Exercise
Pick out each line with the word "bottom" from the material that follows.

Exercise input
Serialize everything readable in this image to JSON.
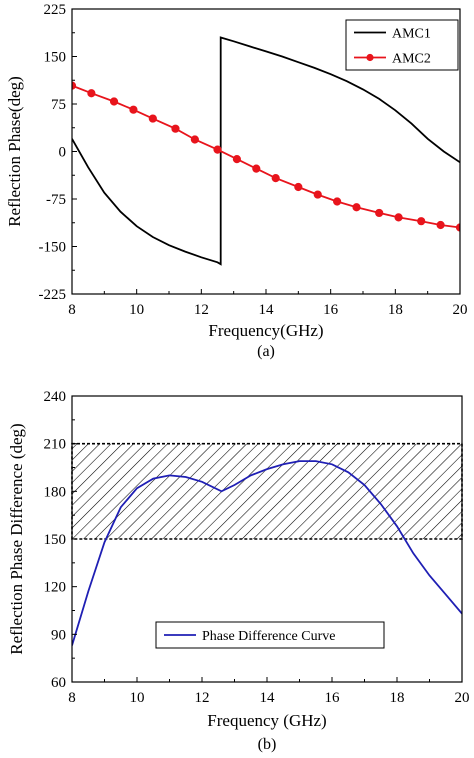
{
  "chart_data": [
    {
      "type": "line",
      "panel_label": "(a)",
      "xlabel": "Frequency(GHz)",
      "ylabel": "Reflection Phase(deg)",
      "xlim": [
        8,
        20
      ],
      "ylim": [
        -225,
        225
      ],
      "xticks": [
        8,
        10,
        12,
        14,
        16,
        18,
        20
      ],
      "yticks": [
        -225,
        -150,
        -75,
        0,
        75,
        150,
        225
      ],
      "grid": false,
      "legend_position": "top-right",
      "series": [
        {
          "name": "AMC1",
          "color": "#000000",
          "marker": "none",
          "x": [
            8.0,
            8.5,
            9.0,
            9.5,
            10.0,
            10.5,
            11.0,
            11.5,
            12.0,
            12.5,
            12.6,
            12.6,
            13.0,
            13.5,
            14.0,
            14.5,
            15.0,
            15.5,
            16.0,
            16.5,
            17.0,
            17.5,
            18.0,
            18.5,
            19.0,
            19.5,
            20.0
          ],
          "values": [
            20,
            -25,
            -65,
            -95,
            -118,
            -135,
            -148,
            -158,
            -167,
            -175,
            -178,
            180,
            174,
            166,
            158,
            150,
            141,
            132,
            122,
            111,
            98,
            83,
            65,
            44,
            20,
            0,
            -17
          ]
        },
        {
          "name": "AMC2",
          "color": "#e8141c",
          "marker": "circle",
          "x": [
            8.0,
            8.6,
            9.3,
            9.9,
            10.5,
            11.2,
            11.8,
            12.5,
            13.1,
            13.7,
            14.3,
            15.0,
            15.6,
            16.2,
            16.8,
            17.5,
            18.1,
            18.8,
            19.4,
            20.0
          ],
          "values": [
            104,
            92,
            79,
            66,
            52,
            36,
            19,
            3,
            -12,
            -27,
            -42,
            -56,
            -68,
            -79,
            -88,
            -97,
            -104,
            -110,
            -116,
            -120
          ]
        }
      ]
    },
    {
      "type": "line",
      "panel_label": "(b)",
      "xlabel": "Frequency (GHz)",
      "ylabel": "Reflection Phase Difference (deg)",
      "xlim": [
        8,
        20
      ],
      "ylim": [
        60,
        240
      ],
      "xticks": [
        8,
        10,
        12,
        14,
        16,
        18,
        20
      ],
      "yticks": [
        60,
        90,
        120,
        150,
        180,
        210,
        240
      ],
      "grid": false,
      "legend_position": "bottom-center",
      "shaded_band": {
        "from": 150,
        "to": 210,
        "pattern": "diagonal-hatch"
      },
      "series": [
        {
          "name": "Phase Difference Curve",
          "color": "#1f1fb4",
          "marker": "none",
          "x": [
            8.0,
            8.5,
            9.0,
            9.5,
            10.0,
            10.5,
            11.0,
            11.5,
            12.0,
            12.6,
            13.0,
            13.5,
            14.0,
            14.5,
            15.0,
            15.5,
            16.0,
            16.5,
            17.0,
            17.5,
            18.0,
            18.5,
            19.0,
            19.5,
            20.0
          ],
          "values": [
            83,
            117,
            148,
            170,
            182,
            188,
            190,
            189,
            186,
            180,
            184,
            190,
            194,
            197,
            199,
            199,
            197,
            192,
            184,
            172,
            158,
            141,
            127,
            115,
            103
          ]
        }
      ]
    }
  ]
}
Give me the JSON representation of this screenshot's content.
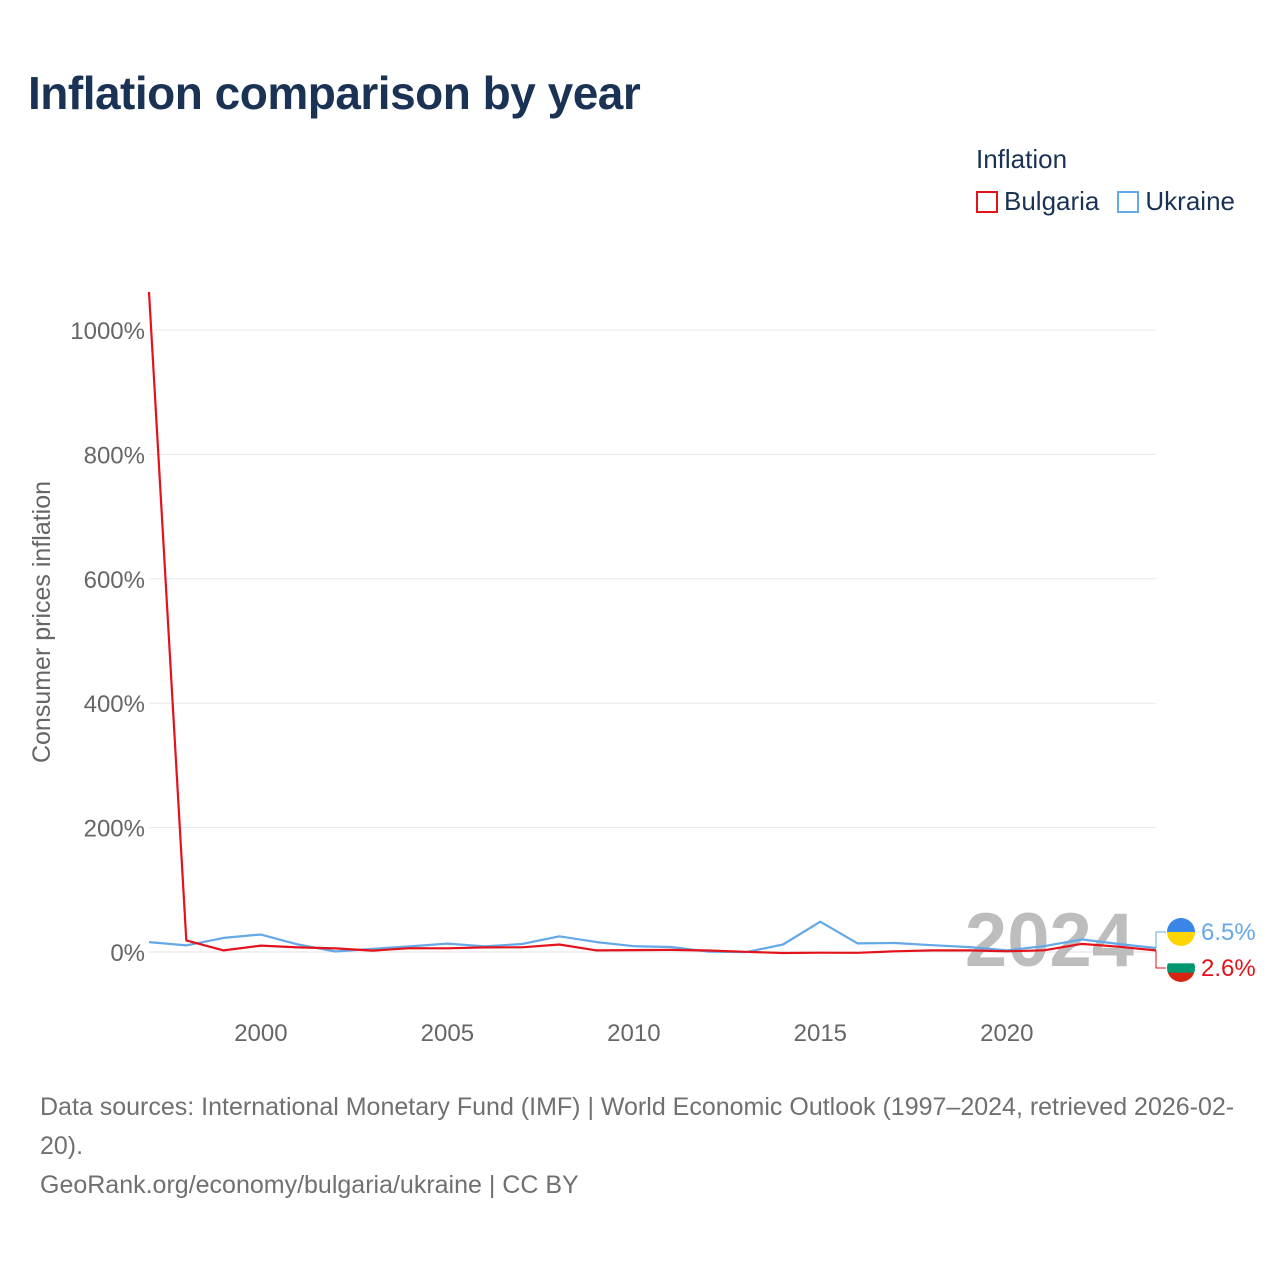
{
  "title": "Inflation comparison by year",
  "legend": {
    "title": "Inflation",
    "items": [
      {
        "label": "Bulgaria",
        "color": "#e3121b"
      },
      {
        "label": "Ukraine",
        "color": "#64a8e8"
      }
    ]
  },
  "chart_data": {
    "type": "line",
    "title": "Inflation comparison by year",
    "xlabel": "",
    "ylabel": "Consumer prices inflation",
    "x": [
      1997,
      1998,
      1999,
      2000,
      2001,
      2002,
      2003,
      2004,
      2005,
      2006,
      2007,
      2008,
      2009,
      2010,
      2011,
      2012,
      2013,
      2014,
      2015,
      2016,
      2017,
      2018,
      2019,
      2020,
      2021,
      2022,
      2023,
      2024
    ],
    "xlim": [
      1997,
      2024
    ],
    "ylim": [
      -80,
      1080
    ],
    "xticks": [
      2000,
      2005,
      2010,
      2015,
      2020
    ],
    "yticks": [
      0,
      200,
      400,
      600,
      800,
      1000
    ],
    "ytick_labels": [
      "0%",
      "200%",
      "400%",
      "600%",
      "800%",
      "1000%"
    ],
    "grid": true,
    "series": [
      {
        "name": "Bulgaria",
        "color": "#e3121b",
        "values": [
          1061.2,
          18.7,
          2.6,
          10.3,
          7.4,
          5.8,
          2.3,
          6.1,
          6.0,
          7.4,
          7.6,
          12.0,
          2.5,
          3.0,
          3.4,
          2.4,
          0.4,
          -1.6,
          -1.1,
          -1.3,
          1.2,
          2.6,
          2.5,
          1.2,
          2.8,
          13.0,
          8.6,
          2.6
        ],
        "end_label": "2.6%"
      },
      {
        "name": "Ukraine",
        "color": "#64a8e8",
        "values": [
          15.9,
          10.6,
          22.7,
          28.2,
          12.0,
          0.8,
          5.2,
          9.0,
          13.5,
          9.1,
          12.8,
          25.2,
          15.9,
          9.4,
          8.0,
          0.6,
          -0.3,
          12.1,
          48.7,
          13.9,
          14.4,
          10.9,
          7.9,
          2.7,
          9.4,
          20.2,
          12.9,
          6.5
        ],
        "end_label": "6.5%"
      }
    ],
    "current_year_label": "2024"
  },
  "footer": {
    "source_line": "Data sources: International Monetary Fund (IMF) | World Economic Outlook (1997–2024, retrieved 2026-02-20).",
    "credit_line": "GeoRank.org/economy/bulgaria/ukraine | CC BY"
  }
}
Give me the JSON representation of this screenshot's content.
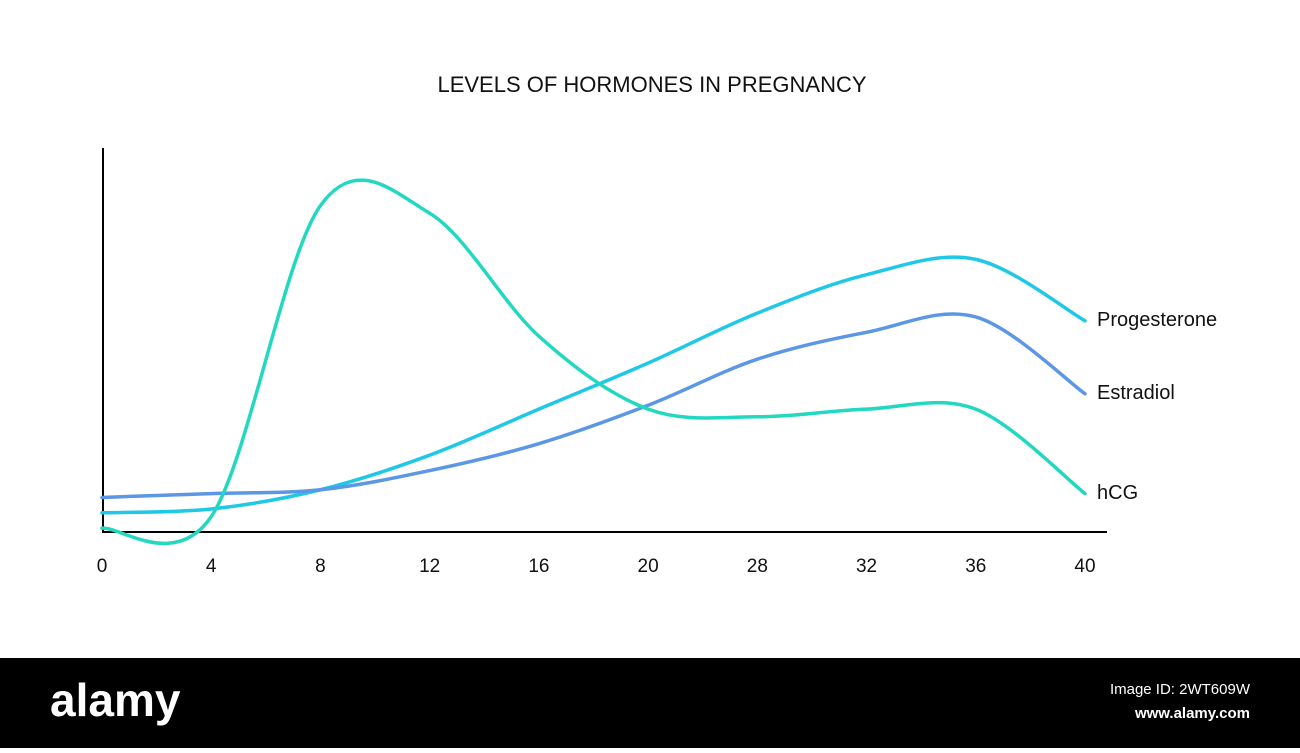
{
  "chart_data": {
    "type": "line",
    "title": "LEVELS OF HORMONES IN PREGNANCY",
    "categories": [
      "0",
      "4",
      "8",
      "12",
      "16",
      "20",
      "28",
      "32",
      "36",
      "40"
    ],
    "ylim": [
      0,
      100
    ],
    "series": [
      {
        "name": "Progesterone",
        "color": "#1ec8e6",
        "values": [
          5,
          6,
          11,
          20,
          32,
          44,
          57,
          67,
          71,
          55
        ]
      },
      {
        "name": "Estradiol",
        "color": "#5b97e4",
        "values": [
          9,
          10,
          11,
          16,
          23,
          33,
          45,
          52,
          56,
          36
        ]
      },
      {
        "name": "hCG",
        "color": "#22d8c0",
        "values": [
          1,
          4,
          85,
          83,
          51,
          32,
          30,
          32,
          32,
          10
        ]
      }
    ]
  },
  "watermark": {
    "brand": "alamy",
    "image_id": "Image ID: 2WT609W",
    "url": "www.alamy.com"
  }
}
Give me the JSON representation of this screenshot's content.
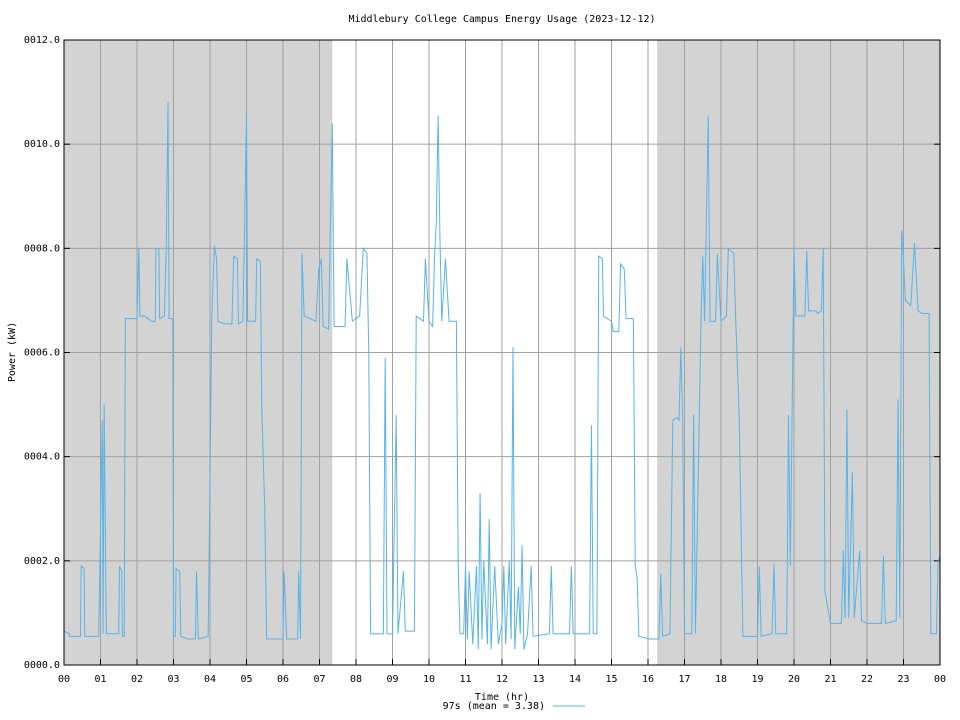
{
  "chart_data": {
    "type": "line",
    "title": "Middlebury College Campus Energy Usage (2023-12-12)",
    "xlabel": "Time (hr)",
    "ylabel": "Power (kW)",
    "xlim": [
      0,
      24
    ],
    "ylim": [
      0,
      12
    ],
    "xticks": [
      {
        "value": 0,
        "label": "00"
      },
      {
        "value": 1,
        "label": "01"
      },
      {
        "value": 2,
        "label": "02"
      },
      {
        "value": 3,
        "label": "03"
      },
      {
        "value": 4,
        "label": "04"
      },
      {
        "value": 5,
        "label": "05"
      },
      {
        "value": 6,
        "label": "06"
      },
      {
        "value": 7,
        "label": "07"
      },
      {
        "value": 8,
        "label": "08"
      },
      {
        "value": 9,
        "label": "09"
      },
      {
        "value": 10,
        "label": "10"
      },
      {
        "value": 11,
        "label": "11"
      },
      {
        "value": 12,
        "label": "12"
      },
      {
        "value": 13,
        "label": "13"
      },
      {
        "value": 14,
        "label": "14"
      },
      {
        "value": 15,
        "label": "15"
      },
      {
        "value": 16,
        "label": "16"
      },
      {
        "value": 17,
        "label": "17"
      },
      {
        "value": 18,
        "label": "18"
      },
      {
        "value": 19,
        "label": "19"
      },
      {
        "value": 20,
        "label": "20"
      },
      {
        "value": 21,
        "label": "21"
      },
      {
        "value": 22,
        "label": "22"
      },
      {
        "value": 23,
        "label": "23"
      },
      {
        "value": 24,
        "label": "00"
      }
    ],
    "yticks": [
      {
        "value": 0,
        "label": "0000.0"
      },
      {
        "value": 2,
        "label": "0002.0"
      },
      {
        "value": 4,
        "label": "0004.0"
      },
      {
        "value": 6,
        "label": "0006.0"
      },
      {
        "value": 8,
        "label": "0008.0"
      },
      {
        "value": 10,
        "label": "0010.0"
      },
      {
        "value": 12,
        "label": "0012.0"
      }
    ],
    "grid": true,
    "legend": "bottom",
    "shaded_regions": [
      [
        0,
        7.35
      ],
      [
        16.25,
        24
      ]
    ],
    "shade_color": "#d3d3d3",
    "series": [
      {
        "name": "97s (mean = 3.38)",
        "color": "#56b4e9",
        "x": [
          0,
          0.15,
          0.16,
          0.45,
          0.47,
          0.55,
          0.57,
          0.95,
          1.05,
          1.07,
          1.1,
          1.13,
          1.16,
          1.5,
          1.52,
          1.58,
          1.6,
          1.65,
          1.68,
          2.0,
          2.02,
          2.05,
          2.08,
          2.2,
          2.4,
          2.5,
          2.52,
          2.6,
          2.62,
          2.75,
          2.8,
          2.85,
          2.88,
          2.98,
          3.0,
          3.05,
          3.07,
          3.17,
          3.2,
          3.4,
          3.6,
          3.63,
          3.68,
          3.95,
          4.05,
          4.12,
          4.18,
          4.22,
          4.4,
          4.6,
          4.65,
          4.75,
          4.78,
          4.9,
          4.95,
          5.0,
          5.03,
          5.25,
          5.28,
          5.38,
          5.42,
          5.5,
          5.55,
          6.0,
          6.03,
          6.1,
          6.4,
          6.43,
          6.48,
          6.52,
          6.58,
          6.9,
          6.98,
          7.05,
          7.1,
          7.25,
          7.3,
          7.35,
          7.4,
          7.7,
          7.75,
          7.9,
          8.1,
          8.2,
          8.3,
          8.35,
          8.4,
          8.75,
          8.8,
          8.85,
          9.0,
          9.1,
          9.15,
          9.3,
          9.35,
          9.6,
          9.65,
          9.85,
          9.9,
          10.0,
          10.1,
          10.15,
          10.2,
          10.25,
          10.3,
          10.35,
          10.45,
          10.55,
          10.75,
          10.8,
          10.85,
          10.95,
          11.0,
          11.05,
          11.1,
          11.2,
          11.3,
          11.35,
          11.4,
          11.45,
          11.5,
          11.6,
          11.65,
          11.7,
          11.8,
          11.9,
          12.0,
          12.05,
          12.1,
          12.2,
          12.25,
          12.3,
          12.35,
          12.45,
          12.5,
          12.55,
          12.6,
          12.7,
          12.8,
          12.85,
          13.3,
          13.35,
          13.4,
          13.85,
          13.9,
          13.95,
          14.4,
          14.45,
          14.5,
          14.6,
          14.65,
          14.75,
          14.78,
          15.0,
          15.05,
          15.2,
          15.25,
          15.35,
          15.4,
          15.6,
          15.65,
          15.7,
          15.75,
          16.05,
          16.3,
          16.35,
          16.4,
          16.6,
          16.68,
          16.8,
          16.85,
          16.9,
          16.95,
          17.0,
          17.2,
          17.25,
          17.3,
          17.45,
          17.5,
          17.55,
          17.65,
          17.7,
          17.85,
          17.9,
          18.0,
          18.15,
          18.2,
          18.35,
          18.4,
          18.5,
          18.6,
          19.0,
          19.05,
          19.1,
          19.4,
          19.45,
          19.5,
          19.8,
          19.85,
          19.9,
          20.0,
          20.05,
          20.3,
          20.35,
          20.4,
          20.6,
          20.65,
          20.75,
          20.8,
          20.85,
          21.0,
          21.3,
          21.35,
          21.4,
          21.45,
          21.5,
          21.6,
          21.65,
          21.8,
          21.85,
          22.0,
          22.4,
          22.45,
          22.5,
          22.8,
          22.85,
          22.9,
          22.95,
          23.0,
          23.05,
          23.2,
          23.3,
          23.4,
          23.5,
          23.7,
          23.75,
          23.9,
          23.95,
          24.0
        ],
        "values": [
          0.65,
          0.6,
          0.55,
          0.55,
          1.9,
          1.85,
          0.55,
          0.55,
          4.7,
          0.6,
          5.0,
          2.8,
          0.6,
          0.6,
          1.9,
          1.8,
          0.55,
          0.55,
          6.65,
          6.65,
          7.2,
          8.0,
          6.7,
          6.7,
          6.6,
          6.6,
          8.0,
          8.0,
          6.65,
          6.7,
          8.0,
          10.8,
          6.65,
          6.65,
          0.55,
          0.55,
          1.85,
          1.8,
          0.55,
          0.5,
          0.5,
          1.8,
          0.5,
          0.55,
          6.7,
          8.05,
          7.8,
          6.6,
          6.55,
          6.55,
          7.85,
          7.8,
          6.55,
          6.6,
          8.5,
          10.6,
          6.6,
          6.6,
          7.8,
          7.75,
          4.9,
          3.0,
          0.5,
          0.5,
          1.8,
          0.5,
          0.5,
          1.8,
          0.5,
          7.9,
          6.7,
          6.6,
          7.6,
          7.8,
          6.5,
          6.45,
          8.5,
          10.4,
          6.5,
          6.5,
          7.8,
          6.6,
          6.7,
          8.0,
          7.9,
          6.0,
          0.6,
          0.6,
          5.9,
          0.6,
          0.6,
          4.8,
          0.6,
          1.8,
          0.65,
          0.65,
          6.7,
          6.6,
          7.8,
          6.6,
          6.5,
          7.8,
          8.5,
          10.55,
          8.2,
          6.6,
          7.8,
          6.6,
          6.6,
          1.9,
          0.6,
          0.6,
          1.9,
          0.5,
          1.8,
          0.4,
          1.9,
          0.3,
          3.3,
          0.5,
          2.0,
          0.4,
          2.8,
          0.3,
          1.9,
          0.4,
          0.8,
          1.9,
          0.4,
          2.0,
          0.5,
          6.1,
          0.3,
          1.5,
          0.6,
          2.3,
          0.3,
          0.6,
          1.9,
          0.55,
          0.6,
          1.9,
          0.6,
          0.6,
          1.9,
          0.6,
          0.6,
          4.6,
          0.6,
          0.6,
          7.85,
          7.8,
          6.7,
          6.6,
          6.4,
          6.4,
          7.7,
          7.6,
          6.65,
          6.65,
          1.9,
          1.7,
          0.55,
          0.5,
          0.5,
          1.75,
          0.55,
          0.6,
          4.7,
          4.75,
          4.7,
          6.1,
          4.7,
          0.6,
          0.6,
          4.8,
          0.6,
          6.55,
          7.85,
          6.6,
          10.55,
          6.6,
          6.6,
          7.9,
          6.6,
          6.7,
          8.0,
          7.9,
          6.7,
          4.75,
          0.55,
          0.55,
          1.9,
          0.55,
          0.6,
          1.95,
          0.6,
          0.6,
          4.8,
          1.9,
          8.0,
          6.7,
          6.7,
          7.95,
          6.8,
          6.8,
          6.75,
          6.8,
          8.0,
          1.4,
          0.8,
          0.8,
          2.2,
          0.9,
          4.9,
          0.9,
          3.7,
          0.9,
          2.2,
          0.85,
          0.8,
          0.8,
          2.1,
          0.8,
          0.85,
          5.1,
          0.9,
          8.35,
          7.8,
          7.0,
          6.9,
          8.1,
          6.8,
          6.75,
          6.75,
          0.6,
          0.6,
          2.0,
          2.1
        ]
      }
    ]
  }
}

Right answer
      "legend_position": "bottom-center",
    "legend": "bottom",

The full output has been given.